## Aim of the exercise
Find the lines that hold the word "site" and return them.

──────── Entries supplied

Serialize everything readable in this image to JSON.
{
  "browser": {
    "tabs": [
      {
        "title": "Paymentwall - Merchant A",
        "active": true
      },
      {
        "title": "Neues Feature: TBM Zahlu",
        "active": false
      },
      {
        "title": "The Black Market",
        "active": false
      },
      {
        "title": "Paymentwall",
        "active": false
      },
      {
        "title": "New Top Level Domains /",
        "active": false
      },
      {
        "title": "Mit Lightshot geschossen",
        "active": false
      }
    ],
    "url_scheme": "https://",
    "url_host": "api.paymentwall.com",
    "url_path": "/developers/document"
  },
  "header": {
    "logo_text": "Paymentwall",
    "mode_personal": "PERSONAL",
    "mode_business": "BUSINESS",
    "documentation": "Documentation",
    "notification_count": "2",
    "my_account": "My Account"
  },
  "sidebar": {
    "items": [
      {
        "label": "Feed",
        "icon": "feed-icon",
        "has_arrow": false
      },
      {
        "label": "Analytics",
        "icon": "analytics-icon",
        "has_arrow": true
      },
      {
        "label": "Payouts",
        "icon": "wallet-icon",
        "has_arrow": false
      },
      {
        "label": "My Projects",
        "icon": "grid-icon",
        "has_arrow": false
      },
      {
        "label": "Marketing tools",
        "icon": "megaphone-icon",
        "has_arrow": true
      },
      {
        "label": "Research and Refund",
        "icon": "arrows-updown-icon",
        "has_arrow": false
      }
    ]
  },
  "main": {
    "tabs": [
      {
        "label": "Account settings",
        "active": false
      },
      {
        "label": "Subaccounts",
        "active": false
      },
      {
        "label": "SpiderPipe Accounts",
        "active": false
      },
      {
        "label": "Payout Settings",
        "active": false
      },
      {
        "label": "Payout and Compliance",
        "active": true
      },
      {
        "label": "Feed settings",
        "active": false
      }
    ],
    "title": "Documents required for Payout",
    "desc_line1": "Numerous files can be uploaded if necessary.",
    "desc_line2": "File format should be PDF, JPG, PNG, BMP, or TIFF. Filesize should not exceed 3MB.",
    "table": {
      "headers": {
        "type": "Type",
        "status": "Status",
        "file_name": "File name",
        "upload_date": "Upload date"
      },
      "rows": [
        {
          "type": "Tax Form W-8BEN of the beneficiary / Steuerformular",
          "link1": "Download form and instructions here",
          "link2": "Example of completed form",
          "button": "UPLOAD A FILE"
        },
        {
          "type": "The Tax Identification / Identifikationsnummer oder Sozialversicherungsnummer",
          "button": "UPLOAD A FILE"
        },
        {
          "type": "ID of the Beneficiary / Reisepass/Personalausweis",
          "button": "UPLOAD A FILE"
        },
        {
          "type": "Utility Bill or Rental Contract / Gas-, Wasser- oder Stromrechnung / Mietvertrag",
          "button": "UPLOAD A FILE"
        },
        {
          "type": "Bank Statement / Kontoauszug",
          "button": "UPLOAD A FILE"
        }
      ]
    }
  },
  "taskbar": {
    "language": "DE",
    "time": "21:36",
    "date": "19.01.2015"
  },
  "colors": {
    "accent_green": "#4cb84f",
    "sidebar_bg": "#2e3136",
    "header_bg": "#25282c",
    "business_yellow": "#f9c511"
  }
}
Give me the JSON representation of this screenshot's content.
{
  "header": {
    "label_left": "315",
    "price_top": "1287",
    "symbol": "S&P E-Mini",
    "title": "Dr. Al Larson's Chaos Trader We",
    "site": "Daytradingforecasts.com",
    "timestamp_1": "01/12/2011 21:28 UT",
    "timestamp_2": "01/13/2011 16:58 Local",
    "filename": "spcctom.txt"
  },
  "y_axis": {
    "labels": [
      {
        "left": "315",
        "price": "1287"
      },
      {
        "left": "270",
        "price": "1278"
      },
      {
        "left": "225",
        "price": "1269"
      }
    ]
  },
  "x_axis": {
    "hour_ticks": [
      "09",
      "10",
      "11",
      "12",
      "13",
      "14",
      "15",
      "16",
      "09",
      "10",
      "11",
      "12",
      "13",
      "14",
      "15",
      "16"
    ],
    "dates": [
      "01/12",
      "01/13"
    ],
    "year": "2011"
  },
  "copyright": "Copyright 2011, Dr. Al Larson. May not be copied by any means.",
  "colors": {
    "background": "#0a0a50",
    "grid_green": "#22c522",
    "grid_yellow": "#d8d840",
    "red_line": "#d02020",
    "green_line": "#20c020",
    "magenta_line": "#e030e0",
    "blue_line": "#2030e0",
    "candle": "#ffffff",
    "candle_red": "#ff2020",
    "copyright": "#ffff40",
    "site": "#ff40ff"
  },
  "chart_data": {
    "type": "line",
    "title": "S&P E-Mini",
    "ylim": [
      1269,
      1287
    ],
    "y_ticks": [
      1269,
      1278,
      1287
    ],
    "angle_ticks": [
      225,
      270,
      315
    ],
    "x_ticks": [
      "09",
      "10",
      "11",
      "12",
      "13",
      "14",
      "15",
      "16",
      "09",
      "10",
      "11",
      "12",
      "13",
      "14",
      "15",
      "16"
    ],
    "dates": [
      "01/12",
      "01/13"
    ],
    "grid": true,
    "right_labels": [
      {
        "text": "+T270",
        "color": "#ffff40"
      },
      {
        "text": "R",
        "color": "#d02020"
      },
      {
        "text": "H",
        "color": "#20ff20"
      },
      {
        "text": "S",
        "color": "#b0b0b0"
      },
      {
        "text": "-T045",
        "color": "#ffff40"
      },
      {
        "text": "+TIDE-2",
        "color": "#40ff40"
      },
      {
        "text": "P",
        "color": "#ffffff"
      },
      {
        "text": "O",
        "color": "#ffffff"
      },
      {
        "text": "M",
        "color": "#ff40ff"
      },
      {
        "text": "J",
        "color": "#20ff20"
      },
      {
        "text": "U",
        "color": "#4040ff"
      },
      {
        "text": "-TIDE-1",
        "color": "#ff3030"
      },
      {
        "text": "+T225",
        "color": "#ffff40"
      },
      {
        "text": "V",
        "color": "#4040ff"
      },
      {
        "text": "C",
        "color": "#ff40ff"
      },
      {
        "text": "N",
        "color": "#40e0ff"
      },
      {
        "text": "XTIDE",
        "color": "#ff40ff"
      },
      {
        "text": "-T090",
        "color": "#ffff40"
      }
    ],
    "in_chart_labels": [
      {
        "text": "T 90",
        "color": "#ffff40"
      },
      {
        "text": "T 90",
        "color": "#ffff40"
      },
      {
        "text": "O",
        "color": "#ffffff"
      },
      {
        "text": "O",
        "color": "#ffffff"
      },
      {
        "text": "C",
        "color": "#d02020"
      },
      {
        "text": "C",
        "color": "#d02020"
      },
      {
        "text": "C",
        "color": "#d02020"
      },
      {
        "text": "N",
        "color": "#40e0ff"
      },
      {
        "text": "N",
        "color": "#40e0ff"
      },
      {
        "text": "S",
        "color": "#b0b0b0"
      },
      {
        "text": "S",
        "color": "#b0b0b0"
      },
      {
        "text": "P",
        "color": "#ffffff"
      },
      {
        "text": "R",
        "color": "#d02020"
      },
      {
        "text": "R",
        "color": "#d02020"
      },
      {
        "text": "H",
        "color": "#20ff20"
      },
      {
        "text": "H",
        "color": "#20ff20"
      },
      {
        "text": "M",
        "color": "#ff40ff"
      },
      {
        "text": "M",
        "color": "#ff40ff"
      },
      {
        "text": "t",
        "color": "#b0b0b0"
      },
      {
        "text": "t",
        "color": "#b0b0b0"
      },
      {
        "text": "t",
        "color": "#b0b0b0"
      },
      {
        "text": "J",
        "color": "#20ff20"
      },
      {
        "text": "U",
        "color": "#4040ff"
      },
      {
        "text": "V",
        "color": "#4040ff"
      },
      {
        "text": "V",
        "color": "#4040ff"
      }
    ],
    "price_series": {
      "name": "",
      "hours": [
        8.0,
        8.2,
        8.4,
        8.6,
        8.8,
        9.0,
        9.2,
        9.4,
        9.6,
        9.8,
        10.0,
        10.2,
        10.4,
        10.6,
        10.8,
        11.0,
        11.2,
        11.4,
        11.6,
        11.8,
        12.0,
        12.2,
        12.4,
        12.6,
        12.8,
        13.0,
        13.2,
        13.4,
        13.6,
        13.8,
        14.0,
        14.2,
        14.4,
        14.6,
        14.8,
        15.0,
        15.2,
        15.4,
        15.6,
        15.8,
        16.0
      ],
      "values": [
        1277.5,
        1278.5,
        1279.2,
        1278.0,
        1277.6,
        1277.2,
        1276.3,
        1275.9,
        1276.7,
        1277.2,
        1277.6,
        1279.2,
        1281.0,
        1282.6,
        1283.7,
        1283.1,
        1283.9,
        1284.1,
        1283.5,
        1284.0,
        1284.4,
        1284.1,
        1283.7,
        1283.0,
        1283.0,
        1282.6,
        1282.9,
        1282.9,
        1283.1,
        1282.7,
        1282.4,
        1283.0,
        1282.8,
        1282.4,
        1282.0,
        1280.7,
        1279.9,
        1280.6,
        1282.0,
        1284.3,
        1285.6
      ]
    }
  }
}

────────────────

## Solution for this exercise
    "site": "Daytradingforecasts.com",
    "site": "#ff40ff"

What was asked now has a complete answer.